### EXERCISE DESCRIPTION
Write out the complete material exactly as it stands.

### EXERCISE MATERIALS
+++

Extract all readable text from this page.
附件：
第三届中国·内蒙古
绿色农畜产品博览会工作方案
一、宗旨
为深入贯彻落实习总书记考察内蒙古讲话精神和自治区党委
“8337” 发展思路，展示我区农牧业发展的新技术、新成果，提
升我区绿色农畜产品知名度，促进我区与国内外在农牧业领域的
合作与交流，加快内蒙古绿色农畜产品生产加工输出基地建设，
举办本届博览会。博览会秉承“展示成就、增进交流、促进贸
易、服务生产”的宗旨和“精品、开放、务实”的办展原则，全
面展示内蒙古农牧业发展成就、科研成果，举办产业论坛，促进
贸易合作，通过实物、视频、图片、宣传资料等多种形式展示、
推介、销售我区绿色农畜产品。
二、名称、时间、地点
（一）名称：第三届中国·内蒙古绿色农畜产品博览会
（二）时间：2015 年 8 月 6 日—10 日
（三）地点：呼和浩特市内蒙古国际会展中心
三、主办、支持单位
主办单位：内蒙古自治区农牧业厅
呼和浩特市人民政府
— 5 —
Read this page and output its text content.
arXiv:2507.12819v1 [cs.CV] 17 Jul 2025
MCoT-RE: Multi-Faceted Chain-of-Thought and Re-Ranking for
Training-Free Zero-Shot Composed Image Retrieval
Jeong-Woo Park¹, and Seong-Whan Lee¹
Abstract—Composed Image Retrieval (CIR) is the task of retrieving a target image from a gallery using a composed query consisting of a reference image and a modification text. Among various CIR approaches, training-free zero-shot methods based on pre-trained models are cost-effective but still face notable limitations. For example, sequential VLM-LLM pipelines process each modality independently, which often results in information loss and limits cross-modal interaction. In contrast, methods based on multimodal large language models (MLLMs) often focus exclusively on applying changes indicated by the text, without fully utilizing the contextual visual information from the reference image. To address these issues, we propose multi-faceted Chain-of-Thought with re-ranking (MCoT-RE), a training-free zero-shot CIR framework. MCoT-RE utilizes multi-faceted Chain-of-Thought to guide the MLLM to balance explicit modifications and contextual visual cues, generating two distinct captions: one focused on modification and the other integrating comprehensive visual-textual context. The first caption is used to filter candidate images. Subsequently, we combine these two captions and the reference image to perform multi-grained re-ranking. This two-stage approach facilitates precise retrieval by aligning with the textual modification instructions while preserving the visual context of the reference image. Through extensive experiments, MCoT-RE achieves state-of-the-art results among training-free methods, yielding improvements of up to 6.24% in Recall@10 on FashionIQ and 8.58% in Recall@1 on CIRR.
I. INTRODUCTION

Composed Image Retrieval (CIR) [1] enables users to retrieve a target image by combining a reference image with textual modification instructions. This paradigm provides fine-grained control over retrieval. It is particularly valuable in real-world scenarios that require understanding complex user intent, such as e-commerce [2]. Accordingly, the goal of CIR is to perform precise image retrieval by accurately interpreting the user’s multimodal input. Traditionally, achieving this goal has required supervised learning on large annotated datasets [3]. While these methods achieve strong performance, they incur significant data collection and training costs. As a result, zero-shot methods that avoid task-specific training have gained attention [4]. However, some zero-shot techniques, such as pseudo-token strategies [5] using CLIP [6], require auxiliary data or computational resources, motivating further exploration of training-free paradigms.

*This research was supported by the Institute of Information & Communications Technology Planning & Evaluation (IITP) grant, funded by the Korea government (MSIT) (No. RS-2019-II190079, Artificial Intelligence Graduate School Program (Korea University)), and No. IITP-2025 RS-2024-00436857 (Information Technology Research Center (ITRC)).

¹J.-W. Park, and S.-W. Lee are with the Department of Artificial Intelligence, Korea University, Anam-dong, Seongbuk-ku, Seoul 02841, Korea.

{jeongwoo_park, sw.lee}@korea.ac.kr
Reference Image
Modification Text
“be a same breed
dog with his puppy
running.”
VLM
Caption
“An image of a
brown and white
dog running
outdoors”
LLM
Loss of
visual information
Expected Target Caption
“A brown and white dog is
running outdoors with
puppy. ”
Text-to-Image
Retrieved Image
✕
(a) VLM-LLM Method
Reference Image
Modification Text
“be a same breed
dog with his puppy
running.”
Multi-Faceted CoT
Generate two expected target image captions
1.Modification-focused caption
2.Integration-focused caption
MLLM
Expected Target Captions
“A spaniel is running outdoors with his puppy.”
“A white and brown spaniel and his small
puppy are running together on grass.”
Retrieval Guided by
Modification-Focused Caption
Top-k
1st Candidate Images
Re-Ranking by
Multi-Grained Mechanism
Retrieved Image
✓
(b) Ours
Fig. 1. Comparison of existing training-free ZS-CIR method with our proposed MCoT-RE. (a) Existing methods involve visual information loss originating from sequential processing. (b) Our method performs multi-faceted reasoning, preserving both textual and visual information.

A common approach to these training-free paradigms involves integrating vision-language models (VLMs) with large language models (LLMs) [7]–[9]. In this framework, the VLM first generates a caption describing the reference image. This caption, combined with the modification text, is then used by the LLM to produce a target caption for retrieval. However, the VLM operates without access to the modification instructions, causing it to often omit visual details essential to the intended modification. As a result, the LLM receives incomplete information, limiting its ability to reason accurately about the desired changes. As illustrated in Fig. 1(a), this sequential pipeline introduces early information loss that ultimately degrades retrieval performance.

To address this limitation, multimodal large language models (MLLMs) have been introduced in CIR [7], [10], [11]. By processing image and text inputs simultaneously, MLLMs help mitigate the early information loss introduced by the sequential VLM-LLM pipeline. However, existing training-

+++

### RESPONSE
Extract all readable text from this page.
附件：
第三届中国·内蒙古
绿色农畜产品博览会工作方案
一、宗旨
为深入贯彻落实习总书记考察内蒙古讲话精神和自治区党委
“8337” 发展思路，展示我区农牧业发展的新技术、新成果，提
升我区绿色农畜产品知名度，促进我区与国内外在农牧业领域的
合作与交流，加快内蒙古绿色农畜产品生产加工输出基地建设，
举办本届博览会。博览会秉承“展示成就、增进交流、促进贸
易、服务生产”的宗旨和“精品、开放、务实”的办展原则，全
面展示内蒙古农牧业发展成就、科研成果，举办产业论坛，促进
贸易合作，通过实物、视频、图片、宣传资料等多种形式展示、
推介、销售我区绿色农畜产品。
二、名称、时间、地点
（一）名称：第三届中国·内蒙古绿色农畜产品博览会
（二）时间：2015 年 8 月 6 日—10 日
（三）地点：呼和浩特市内蒙古国际会展中心
三、主办、支持单位
主办单位：内蒙古自治区农牧业厅
呼和浩特市人民政府
— 5 —
Read this page and output its text content.
arXiv:2507.12819v1 [cs.CV] 17 Jul 2025
MCoT-RE: Multi-Faceted Chain-of-Thought and Re-Ranking for
Training-Free Zero-Shot Composed Image Retrieval
Jeong-Woo Park¹, and Seong-Whan Lee¹
Abstract—Composed Image Retrieval (CIR) is the task of retrieving a target image from a gallery using a composed query consisting of a reference image and a modification text. Among various CIR approaches, training-free zero-shot methods based on pre-trained models are cost-effective but still face notable limitations. For example, sequential VLM-LLM pipelines process each modality independently, which often results in information loss and limits cross-modal interaction. In contrast, methods based on multimodal large language models (MLLMs) often focus exclusively on applying changes indicated by the text, without fully utilizing the contextual visual information from the reference image. To address these issues, we propose multi-faceted Chain-of-Thought with re-ranking (MCoT-RE), a training-free zero-shot CIR framework. MCoT-RE utilizes multi-faceted Chain-of-Thought to guide the MLLM to balance explicit modifications and contextual visual cues, generating two distinct captions: one focused on modification and the other integrating comprehensive visual-textual context. The first caption is used to filter candidate images. Subsequently, we combine these two captions and the reference image to perform multi-grained re-ranking. This two-stage approach facilitates precise retrieval by aligning with the textual modification instructions while preserving the visual context of the reference image. Through extensive experiments, MCoT-RE achieves state-of-the-art results among training-free methods, yielding improvements of up to 6.24% in Recall@10 on FashionIQ and 8.58% in Recall@1 on CIRR.
I. INTRODUCTION

Composed Image Retrieval (CIR) [1] enables users to retrieve a target image by combining a reference image with textual modification instructions. This paradigm provides fine-grained control over retrieval. It is particularly valuable in real-world scenarios that require understanding complex user intent, such as e-commerce [2]. Accordingly, the goal of CIR is to perform precise image retrieval by accurately interpreting the user’s multimodal input. Traditionally, achieving this goal has required supervised learning on large annotated datasets [3]. While these methods achieve strong performance, they incur significant data collection and training costs. As a result, zero-shot methods that avoid task-specific training have gained attention [4]. However, some zero-shot techniques, such as pseudo-token strategies [5] using CLIP [6], require auxiliary data or computational resources, motivating further exploration of training-free paradigms.

*This research was supported by the Institute of Information & Communications Technology Planning & Evaluation (IITP) grant, funded by the Korea government (MSIT) (No. RS-2019-II190079, Artificial Intelligence Graduate School Program (Korea University)), and No. IITP-2025 RS-2024-00436857 (Information Technology Research Center (ITRC)).

¹J.-W. Park, and S.-W. Lee are with the Department of Artificial Intelligence, Korea University, Anam-dong, Seongbuk-ku, Seoul 02841, Korea.

{jeongwoo_park, sw.lee}@korea.ac.kr
Reference Image
Modification Text
“be a same breed
dog with his puppy
running.”
VLM
Caption
“An image of a
brown and white
dog running
outdoors”
LLM
Loss of
visual information
Expected Target Caption
“A brown and white dog is
running outdoors with
puppy. ”
Text-to-Image
Retrieved Image
✕
(a) VLM-LLM Method
Reference Image
Modification Text
“be a same breed
dog with his puppy
running.”
Multi-Faceted CoT
Generate two expected target image captions
1.Modification-focused caption
2.Integration-focused caption
MLLM
Expected Target Captions
“A spaniel is running outdoors with his puppy.”
“A white and brown spaniel and his small
puppy are running together on grass.”
Retrieval Guided by
Modification-Focused Caption
Top-k
1st Candidate Images
Re-Ranking by
Multi-Grained Mechanism
Retrieved Image
✓
(b) Ours
Fig. 1. Comparison of existing training-free ZS-CIR method with our proposed MCoT-RE. (a) Existing methods involve visual information loss originating from sequential processing. (b) Our method performs multi-faceted reasoning, preserving both textual and visual information.

A common approach to these training-free paradigms involves integrating vision-language models (VLMs) with large language models (LLMs) [7]–[9]. In this framework, the VLM first generates a caption describing the reference image. This caption, combined with the modification text, is then used by the LLM to produce a target caption for retrieval. However, the VLM operates without access to the modification instructions, causing it to often omit visual details essential to the intended modification. As a result, the LLM receives incomplete information, limiting its ability to reason accurately about the desired changes. As illustrated in Fig. 1(a), this sequential pipeline introduces early information loss that ultimately degrades retrieval performance.

To address this limitation, multimodal large language models (MLLMs) have been introduced in CIR [7], [10], [11]. By processing image and text inputs simultaneously, MLLMs help mitigate the early information loss introduced by the sequential VLM-LLM pipeline. However, existing training-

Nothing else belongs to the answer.